§ Task goal:
Reproduce every entry below precisely; do not include the pictures.

[Items from a figure collection]
--------------------
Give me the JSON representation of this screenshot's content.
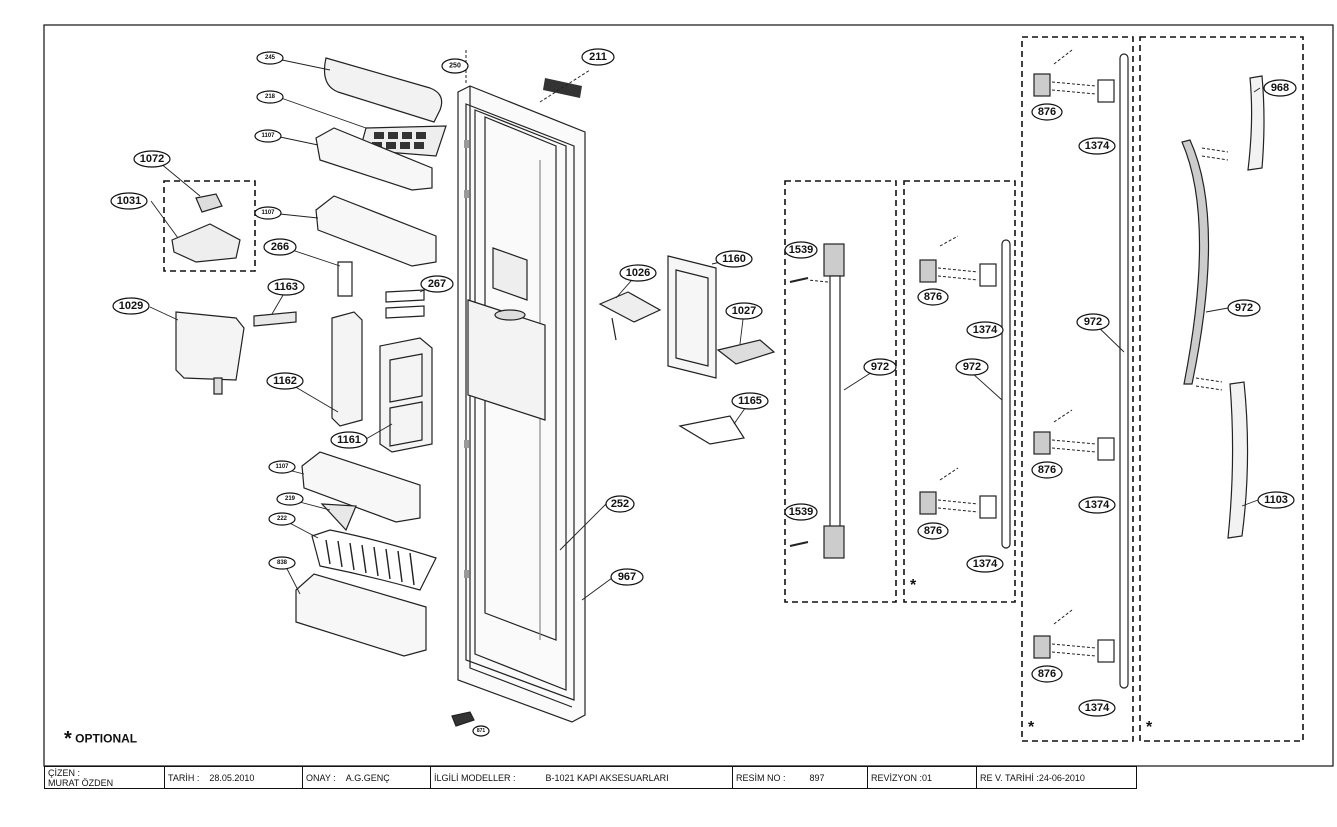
{
  "optional_note": {
    "star": "*",
    "text": "OPTIONAL"
  },
  "group_stars": [
    "*",
    "*",
    "*"
  ],
  "callouts": {
    "c245": "245",
    "c250": "250",
    "c211": "211",
    "c218": "218",
    "c1107a": "1107",
    "c1107b": "1107",
    "c1107c": "1107",
    "c1072": "1072",
    "c1031": "1031",
    "c266": "266",
    "c267": "267",
    "c1163": "1163",
    "c1029": "1029",
    "c1162": "1162",
    "c1161": "1161",
    "c219": "219",
    "c222": "222",
    "c838": "838",
    "c252": "252",
    "c967": "967",
    "c871": "871",
    "c1026": "1026",
    "c1160": "1160",
    "c1027": "1027",
    "c1165": "1165",
    "c1539a": "1539",
    "c1539b": "1539",
    "c972a": "972",
    "c876a": "876",
    "c1374a": "1374",
    "c972b": "972",
    "c876b": "876",
    "c1374b": "1374",
    "c876c": "876",
    "c1374c": "1374",
    "c972c": "972",
    "c876d": "876",
    "c1374d": "1374",
    "c876e": "876",
    "c1374e": "1374",
    "c968": "968",
    "c972d": "972",
    "c1103": "1103"
  },
  "title_block": {
    "drawn_by_label": "ÇİZEN :",
    "drawn_by": "MURAT ÖZDEN",
    "date_label": "TARİH :",
    "date": "28.05.2010",
    "approved_label": "ONAY :",
    "approved": "A.G.GENÇ",
    "models_label": "İLGİLİ MODELLER :",
    "models": "B-1021 KAPI  AKSESUARLARI",
    "drawing_no_label": "RESİM NO :",
    "drawing_no": "897",
    "revision": "REVİZYON :01",
    "rev_date": "RE V. TARİHİ :24-06-2010"
  }
}
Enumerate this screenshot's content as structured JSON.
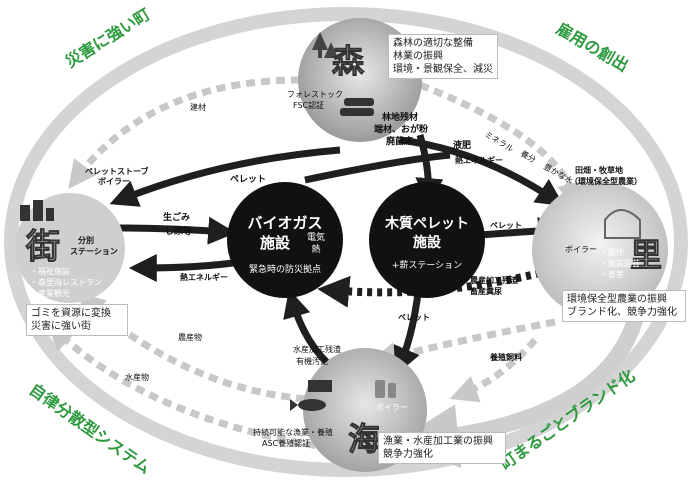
{
  "corners": {
    "tl": "災害に強い町",
    "tr": "雇用の創出",
    "bl": "自律分散型システム",
    "br": "町まるごとブランド化"
  },
  "nodes": {
    "forest": {
      "kanji": "森",
      "desc": [
        "森林の適切な整備",
        "林業の振興",
        "環境・景観保全、減災"
      ],
      "fsc": [
        "フォレストック",
        "FSC認証"
      ],
      "residue": [
        "林地残材",
        "端材、おが粉",
        "廃菌床"
      ]
    },
    "town": {
      "kanji": "街",
      "station": [
        "分別",
        "ステーション"
      ],
      "list": [
        "・福祉施設",
        "・森里海レストラン",
        "・産業観光"
      ],
      "desc": [
        "ゴミを資源に変換",
        "災害に強い街"
      ],
      "stove": [
        "ペレットストーブ",
        "ボイラー"
      ]
    },
    "village": {
      "kanji": "里",
      "boiler": "ボイラー",
      "label": [
        "田畑・牧草地",
        "（環境保全型農業）"
      ],
      "list": [
        "・稲作",
        "・施設園芸",
        "・畜産"
      ],
      "desc": [
        "環境保全型農業の振興",
        "ブランド化、競争力強化"
      ]
    },
    "sea": {
      "kanji": "海",
      "boiler": "ボイラー",
      "desc": [
        "漁業・水産加工業の振興",
        "競争力強化"
      ],
      "cert": [
        "持続可能な漁業・養殖",
        "ASC養殖認証"
      ]
    },
    "biogas": {
      "title": [
        "バイオガス",
        "施設"
      ],
      "sub": "緊急時の防災拠点",
      "power": [
        "電気",
        "熱"
      ]
    },
    "pellet": {
      "title": [
        "木質ペレット",
        "施設"
      ],
      "sub": "+薪ステーション"
    }
  },
  "labels": {
    "building_material": "建材",
    "pellet": "ペレット",
    "liquid_fertilizer": "液肥",
    "heat_energy": "熱エネルギー",
    "garbage": [
      "生ごみ",
      "し尿等"
    ],
    "minerals": [
      "ミネラル",
      "養分",
      "豊かな水"
    ],
    "agri_residue": [
      "農産加工残渣",
      "畜産糞尿"
    ],
    "agri_product": "農産物",
    "seafood_residue": [
      "水産加工残渣",
      "有機汚泥"
    ],
    "seafood": "水産物",
    "feed": "養殖飼料"
  },
  "colors": {
    "dark": "#1f1f1f",
    "gray_arrow": "#c8c8c8",
    "corner_text": "#2e9a3e"
  }
}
--------------------
§ Output of the exercise:
Give me the JSON representation of this screenshot's content.
{
  "optional_note": {
    "star": "*",
    "text": "OPTIONAL"
  },
  "group_stars": [
    "*",
    "*",
    "*"
  ],
  "callouts": {
    "c245": "245",
    "c250": "250",
    "c211": "211",
    "c218": "218",
    "c1107a": "1107",
    "c1107b": "1107",
    "c1107c": "1107",
    "c1072": "1072",
    "c1031": "1031",
    "c266": "266",
    "c267": "267",
    "c1163": "1163",
    "c1029": "1029",
    "c1162": "1162",
    "c1161": "1161",
    "c219": "219",
    "c222": "222",
    "c838": "838",
    "c252": "252",
    "c967": "967",
    "c871": "871",
    "c1026": "1026",
    "c1160": "1160",
    "c1027": "1027",
    "c1165": "1165",
    "c1539a": "1539",
    "c1539b": "1539",
    "c972a": "972",
    "c876a": "876",
    "c1374a": "1374",
    "c972b": "972",
    "c876b": "876",
    "c1374b": "1374",
    "c876c": "876",
    "c1374c": "1374",
    "c972c": "972",
    "c876d": "876",
    "c1374d": "1374",
    "c876e": "876",
    "c1374e": "1374",
    "c968": "968",
    "c972d": "972",
    "c1103": "1103"
  },
  "title_block": {
    "drawn_by_label": "ÇİZEN :",
    "drawn_by": "MURAT ÖZDEN",
    "date_label": "TARİH :",
    "date": "28.05.2010",
    "approved_label": "ONAY :",
    "approved": "A.G.GENÇ",
    "models_label": "İLGİLİ MODELLER :",
    "models": "B-1021 KAPI  AKSESUARLARI",
    "drawing_no_label": "RESİM NO :",
    "drawing_no": "897",
    "revision": "REVİZYON :01",
    "rev_date": "RE V. TARİHİ :24-06-2010"
  }
}
Enumerate this screenshot's content as structured JSON.
{
  "corners": {
    "tl": "災害に強い町",
    "tr": "雇用の創出",
    "bl": "自律分散型システム",
    "br": "町まるごとブランド化"
  },
  "nodes": {
    "forest": {
      "kanji": "森",
      "desc": [
        "森林の適切な整備",
        "林業の振興",
        "環境・景観保全、減災"
      ],
      "fsc": [
        "フォレストック",
        "FSC認証"
      ],
      "residue": [
        "林地残材",
        "端材、おが粉",
        "廃菌床"
      ]
    },
    "town": {
      "kanji": "街",
      "station": [
        "分別",
        "ステーション"
      ],
      "list": [
        "・福祉施設",
        "・森里海レストラン",
        "・産業観光"
      ],
      "desc": [
        "ゴミを資源に変換",
        "災害に強い街"
      ],
      "stove": [
        "ペレットストーブ",
        "ボイラー"
      ]
    },
    "village": {
      "kanji": "里",
      "boiler": "ボイラー",
      "label": [
        "田畑・牧草地",
        "（環境保全型農業）"
      ],
      "list": [
        "・稲作",
        "・施設園芸",
        "・畜産"
      ],
      "desc": [
        "環境保全型農業の振興",
        "ブランド化、競争力強化"
      ]
    },
    "sea": {
      "kanji": "海",
      "boiler": "ボイラー",
      "desc": [
        "漁業・水産加工業の振興",
        "競争力強化"
      ],
      "cert": [
        "持続可能な漁業・養殖",
        "ASC養殖認証"
      ]
    },
    "biogas": {
      "title": [
        "バイオガス",
        "施設"
      ],
      "sub": "緊急時の防災拠点",
      "power": [
        "電気",
        "熱"
      ]
    },
    "pellet": {
      "title": [
        "木質ペレット",
        "施設"
      ],
      "sub": "+薪ステーション"
    }
  },
  "labels": {
    "building_material": "建材",
    "pellet": "ペレット",
    "liquid_fertilizer": "液肥",
    "heat_energy": "熱エネルギー",
    "garbage": [
      "生ごみ",
      "し尿等"
    ],
    "minerals": [
      "ミネラル",
      "養分",
      "豊かな水"
    ],
    "agri_residue": [
      "農産加工残渣",
      "畜産糞尿"
    ],
    "agri_product": "農産物",
    "seafood_residue": [
      "水産加工残渣",
      "有機汚泥"
    ],
    "seafood": "水産物",
    "feed": "養殖飼料"
  },
  "colors": {
    "dark": "#1f1f1f",
    "gray_arrow": "#c8c8c8",
    "corner_text": "#2e9a3e"
  }
}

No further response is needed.